=== SOURCE TEXT ===
At 13 years old I learned the name of the illness my mother had be dealing with for years. It was written on a court document: paranoid schizophrenia. It would be almost 20 years before I would actually learn more about the illness and would begin to separate my mother from her illness. Over the years I have met many people that have a loved one (parent, sibling, child, spouse, or friend) that had been diagnosed with what is sometimes labeled a “serious mental illness.” According to the National Alliance on Mental Illness, “ One in 17 (adults) lives with a serious mental illness such as schizophrenia or bipolar disorder”. If I had the chance to tell someone what to expect, this is what I would say. (This based off of my experience with my loved one, everyone’s experience will not be the same.)
For those that love someone with a serious mental illness…..
If you love someone that has a serious mental illness I don’t know if anything will fully prepare you for the roller-coaster ride that comes along with loving someone with a serious mental illness. There will be high and lows, good days and bad days. There will be feelings of guilt, anger, helplessness, and sadness. You will begin to enjoy the “simple” moments that you previously took for granted.
You patience will be tested and used up, but you will find more. You may say some hurtful things, hurtful things will be said to you-you will forgive and be forgiven. You will learn about boundaries, but you won’t use them as you should in the beginning. You will become OK with saying “no”, although you will likely feel guilty, say “no” anyway.
You will see first hand the stigma surrounding mental illness. You may lose friends and you will be apprehensive about making new ones. You will speak about your loved one differently. There will be times you won’t want to even speak to your loved one. You may want to skip family functions or just have your loved one skip the function-either one is OK. There may be arguments in the family about your loved one, there are sure to be arguments with your loved one.
I want to tell you the roller-coaster ride will come to an end-it won’t. I may slow-down, it may be a smooth flat ride for month or years, but remember curve can happen at any moment. You must remember there is no cure for Schizophrenia, Bipolar Disorder and Major Depressive Disorder, the illness will always be there. Yes, it can be managed, however the doctor’s may not get the diagnosis right or the dosage right with the first the first go round. Once they do have the correct medication and the right dosage, getting your loved one to take it consistently will likely be the next hurdle..
===
## PROMPT A:
In the essay on loving someone with a serious mental illness, on what kind of document did the writer first see the name of the mother's illness?
## PROMPT B:
Write the next part of the essay on loving someone with a serious mental illness, starting after its final sentence.
=== PROVIDED RECORDS ===
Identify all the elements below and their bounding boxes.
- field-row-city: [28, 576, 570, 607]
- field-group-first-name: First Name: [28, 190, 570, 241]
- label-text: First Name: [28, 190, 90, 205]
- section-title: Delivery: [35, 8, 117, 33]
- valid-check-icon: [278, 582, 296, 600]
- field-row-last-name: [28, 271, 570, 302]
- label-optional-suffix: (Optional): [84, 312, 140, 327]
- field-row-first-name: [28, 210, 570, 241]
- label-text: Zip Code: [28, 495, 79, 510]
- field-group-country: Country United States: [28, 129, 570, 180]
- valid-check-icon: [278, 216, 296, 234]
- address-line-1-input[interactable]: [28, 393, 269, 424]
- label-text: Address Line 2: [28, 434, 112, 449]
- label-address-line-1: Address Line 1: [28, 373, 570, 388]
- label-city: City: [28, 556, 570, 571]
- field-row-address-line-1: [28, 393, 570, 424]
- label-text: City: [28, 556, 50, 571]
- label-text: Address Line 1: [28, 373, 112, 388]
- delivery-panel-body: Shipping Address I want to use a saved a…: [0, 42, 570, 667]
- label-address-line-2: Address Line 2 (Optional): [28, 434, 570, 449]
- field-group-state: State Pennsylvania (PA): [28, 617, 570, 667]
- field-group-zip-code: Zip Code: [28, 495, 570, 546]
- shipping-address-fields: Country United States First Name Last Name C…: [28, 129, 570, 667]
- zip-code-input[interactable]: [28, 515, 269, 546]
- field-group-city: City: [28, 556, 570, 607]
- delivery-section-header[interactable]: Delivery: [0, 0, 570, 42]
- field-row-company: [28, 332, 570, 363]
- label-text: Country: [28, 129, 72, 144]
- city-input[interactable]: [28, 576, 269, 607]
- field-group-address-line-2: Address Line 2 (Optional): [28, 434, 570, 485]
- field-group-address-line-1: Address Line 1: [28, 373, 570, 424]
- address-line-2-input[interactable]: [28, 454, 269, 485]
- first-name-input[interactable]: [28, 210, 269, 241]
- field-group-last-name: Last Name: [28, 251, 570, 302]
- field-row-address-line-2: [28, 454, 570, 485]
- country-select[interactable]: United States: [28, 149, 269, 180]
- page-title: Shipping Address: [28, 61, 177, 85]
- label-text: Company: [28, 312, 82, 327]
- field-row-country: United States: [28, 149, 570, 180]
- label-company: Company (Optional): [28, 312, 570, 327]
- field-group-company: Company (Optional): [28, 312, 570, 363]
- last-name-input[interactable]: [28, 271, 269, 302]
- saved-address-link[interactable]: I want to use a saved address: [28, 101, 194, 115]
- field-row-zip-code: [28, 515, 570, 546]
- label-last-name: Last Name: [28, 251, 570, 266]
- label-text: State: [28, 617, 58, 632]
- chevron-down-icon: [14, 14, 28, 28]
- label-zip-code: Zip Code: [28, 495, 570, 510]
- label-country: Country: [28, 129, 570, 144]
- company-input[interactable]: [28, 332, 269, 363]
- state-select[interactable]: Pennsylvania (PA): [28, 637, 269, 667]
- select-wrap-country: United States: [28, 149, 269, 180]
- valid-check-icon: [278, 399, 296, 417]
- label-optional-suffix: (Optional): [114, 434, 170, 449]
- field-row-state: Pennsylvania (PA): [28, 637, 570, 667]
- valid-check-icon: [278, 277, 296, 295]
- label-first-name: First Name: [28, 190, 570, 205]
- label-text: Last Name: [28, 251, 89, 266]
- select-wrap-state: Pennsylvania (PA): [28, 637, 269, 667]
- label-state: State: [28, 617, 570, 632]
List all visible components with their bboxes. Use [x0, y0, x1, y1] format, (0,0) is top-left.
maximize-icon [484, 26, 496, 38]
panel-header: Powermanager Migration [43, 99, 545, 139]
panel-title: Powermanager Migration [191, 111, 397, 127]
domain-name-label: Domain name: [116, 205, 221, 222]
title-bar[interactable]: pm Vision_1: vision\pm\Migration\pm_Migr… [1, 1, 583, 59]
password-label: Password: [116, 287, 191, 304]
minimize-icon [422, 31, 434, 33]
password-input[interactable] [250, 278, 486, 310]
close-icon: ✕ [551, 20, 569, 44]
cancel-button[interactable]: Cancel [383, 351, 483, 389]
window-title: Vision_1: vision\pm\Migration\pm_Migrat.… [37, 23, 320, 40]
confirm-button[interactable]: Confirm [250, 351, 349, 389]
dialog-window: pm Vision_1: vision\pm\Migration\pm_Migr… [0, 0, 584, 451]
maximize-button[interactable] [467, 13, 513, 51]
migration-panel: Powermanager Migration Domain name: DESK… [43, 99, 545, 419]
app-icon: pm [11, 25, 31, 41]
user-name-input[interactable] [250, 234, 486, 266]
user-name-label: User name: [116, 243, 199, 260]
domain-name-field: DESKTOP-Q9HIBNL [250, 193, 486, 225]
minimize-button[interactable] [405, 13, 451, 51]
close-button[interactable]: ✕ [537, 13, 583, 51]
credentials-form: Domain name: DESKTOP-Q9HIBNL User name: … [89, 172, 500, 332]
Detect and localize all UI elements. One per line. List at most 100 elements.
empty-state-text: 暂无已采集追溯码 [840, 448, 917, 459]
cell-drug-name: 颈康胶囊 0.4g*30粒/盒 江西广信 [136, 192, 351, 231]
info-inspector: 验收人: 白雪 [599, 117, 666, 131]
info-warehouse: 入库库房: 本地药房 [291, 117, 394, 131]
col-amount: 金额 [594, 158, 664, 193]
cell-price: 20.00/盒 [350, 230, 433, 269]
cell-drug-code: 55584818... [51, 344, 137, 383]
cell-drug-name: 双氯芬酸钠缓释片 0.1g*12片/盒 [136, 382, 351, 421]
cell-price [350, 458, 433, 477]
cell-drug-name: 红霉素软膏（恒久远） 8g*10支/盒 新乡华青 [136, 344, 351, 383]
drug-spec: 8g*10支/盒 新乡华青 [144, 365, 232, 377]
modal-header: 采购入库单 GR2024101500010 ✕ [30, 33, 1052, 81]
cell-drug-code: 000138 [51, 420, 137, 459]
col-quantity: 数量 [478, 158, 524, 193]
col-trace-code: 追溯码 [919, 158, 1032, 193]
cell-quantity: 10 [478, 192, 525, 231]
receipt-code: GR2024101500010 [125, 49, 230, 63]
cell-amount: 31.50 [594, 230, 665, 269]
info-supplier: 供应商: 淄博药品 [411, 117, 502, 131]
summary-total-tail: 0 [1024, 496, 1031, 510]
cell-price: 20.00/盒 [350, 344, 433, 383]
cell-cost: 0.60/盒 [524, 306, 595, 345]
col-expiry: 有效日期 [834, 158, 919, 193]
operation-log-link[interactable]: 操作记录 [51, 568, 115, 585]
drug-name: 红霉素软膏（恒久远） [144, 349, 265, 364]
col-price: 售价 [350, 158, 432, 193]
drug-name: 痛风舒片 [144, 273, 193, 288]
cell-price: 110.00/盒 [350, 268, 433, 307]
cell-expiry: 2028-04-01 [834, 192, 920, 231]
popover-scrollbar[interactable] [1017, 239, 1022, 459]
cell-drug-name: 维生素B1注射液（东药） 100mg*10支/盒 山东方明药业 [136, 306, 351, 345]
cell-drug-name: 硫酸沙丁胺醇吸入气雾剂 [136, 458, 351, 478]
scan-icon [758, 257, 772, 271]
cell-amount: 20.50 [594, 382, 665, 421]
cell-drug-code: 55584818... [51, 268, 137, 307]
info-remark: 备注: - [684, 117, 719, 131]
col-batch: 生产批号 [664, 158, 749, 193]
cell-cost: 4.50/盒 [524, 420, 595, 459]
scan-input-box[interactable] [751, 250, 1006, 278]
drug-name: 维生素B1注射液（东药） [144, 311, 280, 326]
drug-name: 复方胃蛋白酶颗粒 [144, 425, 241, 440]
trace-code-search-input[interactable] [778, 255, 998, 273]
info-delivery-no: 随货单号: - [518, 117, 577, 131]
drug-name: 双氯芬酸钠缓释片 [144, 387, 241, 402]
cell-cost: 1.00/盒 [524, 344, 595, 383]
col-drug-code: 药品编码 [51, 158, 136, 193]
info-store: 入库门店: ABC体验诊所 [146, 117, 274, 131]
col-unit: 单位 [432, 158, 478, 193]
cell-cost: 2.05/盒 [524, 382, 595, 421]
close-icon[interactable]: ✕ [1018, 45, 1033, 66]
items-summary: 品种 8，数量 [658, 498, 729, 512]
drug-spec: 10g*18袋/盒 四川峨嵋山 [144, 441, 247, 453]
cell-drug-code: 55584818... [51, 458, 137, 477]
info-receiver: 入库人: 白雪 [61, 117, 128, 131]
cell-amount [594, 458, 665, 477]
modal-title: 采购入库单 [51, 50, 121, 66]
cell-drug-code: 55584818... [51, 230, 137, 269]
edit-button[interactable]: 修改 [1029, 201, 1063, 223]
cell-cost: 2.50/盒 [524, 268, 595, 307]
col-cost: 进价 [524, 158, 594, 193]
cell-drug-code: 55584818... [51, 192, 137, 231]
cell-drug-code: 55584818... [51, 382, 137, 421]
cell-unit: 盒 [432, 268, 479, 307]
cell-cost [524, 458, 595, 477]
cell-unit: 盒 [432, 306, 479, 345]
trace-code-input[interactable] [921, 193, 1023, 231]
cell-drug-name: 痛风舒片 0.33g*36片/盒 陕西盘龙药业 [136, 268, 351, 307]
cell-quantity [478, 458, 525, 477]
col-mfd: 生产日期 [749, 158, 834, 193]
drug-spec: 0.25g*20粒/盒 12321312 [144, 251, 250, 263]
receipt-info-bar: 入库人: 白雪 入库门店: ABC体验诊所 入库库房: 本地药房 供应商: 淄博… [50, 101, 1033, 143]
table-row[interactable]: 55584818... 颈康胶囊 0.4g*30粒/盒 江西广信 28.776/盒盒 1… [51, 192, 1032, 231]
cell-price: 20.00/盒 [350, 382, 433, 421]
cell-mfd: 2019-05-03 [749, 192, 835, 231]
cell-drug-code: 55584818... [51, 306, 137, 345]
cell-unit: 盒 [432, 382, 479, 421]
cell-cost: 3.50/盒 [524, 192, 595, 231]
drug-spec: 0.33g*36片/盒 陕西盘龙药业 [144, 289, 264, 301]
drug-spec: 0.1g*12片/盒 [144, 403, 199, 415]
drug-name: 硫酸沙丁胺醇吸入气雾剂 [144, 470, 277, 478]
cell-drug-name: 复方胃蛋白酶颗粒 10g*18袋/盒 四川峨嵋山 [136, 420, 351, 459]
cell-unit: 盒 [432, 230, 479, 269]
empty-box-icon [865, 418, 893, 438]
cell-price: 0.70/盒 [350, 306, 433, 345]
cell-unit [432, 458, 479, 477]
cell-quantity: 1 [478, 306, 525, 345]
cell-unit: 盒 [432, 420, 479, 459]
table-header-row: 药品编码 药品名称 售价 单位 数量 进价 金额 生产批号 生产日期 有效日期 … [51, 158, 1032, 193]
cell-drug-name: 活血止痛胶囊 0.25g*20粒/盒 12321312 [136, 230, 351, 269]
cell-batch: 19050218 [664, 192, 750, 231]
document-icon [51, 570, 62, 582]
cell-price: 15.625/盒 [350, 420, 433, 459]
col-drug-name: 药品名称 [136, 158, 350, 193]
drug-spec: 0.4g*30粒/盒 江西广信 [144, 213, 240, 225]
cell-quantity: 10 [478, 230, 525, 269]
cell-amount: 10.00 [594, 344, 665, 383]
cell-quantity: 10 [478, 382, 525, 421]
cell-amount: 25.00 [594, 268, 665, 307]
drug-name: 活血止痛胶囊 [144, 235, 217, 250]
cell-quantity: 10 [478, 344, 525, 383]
===
## OUTPUT A:
A court document.

## OUTPUT B:
All that you will go through will not be easy on you nor on your loved one and this is why you both should try to understanding the diagnosis.. By learning about the illness, you will hopefully be able to separate the person from the illness. You will learn the symptoms of the illness and how it will affect their behavior. You will hopefully understand that the same way a heart or the liver can malfunction, so can the brain. It is important to understand that your loved one’s mental illness is likely a result of a combination of biological, environmental, and psychological factors.
This final statement is THE most important-take care of yourself first. Find yourself a therapist. Take a NAMI Family-to-Family Class. Get a journal. Research books written by mental health professionals, or others that have first hand experience in dealing with a loved one with a diagnosis.. There are podcast, Ted Talks, and YouTube videos that provide useful information-look for them. It isn’t enough to just don’t know the name of the illness, you will need to take time to learn about the illness. Your loved one may need help adjusting to life on medication, there may be challenges with employment and maintaining relationships and they may turn to you for support. Take care of your self, they may need you to make sure they can take care of themselves.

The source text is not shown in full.